───── Raw records

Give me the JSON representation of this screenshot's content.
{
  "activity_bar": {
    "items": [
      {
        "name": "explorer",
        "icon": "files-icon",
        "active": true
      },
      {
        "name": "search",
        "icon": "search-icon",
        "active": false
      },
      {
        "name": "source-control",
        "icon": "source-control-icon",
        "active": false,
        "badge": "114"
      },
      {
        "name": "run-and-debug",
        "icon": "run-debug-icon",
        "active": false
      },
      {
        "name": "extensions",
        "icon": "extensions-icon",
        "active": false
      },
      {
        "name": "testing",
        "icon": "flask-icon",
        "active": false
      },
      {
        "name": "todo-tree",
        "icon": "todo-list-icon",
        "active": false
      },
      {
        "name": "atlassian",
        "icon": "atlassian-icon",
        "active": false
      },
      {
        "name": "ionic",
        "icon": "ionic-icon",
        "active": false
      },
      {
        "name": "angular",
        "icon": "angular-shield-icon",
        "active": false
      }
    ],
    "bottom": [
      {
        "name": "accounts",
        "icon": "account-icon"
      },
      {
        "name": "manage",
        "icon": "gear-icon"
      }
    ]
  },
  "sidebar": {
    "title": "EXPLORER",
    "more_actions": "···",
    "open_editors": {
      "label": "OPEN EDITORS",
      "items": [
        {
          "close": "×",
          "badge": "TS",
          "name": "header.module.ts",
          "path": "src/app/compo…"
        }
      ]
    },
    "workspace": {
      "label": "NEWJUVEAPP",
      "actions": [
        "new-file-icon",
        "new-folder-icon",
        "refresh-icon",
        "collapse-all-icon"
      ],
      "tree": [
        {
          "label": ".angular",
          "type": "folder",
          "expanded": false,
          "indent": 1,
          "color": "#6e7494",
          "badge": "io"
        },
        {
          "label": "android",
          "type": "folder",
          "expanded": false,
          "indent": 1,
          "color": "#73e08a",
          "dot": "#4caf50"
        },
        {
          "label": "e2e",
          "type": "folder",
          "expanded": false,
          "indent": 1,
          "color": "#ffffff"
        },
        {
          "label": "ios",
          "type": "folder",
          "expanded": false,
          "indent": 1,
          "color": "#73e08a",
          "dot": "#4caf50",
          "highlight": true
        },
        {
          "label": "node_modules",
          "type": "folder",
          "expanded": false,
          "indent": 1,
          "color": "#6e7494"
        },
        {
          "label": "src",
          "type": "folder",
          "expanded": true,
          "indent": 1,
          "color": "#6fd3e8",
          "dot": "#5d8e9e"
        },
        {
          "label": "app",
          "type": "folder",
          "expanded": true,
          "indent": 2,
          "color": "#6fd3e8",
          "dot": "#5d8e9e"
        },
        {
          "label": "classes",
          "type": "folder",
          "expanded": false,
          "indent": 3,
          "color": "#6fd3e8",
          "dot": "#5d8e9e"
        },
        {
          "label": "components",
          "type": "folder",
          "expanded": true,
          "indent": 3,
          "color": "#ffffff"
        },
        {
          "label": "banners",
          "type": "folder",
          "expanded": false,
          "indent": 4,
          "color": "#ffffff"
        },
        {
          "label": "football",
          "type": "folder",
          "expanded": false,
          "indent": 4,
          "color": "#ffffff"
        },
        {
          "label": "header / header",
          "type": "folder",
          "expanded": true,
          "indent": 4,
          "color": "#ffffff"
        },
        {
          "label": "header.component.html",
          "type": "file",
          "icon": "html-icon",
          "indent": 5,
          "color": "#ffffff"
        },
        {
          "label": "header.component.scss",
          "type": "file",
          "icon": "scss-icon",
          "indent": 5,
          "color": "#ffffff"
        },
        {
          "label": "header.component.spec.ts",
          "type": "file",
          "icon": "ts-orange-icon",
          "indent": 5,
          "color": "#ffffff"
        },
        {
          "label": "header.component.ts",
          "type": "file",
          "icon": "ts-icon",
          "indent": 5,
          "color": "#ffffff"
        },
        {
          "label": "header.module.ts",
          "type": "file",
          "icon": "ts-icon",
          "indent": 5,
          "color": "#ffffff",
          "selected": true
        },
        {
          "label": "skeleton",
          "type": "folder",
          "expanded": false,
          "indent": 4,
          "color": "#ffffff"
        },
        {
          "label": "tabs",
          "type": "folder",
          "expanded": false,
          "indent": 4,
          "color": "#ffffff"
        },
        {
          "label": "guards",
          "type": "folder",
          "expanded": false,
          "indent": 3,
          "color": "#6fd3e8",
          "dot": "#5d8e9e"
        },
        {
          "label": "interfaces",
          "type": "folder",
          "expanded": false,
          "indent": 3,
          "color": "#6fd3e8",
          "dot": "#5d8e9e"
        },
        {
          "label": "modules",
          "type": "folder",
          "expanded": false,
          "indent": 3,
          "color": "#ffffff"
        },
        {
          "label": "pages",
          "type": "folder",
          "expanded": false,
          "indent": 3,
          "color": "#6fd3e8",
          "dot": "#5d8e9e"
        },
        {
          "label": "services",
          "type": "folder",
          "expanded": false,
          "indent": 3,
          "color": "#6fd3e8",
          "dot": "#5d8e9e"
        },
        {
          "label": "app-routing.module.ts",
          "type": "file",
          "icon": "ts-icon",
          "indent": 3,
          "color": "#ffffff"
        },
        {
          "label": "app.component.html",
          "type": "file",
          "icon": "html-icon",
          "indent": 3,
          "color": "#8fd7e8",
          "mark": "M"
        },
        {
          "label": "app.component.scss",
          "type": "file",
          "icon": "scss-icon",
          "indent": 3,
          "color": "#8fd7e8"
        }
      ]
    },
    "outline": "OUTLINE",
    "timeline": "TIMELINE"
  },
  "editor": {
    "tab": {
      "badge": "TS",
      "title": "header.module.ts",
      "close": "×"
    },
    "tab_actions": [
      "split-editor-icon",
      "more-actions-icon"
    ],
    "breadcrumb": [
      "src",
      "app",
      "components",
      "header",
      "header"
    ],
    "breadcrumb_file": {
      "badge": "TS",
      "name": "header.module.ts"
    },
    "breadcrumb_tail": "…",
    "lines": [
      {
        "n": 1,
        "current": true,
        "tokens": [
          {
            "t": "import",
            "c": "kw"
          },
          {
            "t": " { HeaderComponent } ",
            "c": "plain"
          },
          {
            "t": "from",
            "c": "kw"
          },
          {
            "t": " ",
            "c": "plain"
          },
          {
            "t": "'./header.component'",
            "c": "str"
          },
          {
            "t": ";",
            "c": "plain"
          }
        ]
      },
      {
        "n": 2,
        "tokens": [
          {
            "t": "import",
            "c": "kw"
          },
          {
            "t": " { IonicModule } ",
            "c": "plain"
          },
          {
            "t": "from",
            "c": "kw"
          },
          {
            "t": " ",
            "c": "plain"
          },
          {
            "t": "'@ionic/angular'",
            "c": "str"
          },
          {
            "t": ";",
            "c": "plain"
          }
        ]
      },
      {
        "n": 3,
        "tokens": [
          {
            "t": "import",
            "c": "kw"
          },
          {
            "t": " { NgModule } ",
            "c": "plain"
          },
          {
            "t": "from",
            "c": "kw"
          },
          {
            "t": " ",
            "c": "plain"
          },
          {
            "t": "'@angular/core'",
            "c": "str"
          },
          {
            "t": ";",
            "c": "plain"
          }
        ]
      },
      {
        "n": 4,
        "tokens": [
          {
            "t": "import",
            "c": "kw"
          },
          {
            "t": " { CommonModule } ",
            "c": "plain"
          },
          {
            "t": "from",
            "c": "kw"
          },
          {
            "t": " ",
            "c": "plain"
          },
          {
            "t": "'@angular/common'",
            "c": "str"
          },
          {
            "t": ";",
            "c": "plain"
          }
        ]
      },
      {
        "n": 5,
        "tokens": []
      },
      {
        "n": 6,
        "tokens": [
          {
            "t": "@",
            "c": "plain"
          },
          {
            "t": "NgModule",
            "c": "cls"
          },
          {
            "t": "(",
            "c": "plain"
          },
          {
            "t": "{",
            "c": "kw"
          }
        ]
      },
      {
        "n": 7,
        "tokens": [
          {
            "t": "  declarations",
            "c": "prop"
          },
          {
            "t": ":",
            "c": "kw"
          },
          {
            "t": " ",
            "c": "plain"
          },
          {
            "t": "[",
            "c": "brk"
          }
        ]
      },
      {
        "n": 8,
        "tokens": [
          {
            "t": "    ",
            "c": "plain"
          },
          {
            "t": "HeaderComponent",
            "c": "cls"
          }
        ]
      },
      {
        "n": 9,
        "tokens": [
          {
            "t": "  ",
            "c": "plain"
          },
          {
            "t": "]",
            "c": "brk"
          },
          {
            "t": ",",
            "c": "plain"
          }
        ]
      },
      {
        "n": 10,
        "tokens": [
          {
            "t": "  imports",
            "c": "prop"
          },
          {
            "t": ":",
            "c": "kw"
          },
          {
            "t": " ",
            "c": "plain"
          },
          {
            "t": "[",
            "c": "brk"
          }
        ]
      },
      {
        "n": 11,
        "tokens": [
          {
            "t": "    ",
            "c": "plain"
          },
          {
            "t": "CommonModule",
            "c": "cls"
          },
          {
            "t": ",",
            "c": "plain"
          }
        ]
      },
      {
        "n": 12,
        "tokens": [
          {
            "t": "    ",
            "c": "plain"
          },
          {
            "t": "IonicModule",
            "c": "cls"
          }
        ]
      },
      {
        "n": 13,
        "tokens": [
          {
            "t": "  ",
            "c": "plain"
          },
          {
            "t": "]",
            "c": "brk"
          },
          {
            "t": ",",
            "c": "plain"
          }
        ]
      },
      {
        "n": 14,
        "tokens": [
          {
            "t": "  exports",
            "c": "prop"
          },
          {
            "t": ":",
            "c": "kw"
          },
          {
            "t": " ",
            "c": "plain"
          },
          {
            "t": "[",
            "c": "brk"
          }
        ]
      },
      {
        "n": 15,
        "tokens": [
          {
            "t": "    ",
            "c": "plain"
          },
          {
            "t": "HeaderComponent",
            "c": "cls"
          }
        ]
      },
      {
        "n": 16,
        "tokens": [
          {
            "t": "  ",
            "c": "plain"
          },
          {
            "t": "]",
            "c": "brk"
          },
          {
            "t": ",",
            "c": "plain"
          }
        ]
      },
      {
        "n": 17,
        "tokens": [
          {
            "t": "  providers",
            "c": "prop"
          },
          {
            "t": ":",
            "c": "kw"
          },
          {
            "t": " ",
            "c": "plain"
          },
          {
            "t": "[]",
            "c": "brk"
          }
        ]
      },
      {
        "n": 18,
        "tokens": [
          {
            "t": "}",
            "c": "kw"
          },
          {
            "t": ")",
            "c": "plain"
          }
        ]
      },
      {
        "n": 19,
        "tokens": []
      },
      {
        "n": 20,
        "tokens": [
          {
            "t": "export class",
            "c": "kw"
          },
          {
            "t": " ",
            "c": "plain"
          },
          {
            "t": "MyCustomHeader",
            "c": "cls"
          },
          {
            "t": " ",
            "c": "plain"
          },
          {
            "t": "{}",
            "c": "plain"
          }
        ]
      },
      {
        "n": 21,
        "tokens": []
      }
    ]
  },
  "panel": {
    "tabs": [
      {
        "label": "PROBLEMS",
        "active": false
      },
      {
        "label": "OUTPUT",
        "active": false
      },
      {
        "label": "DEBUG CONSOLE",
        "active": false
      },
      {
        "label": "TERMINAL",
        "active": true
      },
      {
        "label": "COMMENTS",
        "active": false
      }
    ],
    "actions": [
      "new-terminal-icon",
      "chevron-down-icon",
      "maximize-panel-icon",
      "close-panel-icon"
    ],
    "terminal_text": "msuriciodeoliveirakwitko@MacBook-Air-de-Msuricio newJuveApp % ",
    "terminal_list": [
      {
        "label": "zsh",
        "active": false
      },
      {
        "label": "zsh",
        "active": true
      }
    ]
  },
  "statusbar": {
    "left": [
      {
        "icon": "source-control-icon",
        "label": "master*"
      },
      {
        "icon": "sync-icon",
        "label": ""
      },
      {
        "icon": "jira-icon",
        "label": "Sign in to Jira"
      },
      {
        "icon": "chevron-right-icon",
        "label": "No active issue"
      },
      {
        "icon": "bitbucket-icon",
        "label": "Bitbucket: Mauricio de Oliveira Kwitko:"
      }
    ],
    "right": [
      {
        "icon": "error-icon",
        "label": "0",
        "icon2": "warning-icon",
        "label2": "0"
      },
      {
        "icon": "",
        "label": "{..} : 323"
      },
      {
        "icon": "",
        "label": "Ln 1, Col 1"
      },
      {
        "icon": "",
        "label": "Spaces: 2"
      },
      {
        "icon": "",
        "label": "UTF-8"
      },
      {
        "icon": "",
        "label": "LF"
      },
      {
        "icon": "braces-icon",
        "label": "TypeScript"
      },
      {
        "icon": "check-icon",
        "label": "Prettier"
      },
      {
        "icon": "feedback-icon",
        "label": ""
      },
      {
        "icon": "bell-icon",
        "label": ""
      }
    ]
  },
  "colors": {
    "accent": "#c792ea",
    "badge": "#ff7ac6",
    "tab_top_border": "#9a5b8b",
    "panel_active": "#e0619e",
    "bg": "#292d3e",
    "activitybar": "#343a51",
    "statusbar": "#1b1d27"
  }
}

──────────

**Given exercise:** Go through the entries and return each line where the word "badge" appears.

**Output of the exercise:**
        "badge": "114"
          "badge": "TS",
          "badge": "io"
      "badge": "TS",
      "badge": "TS",
    "badge": "#ff7ac6",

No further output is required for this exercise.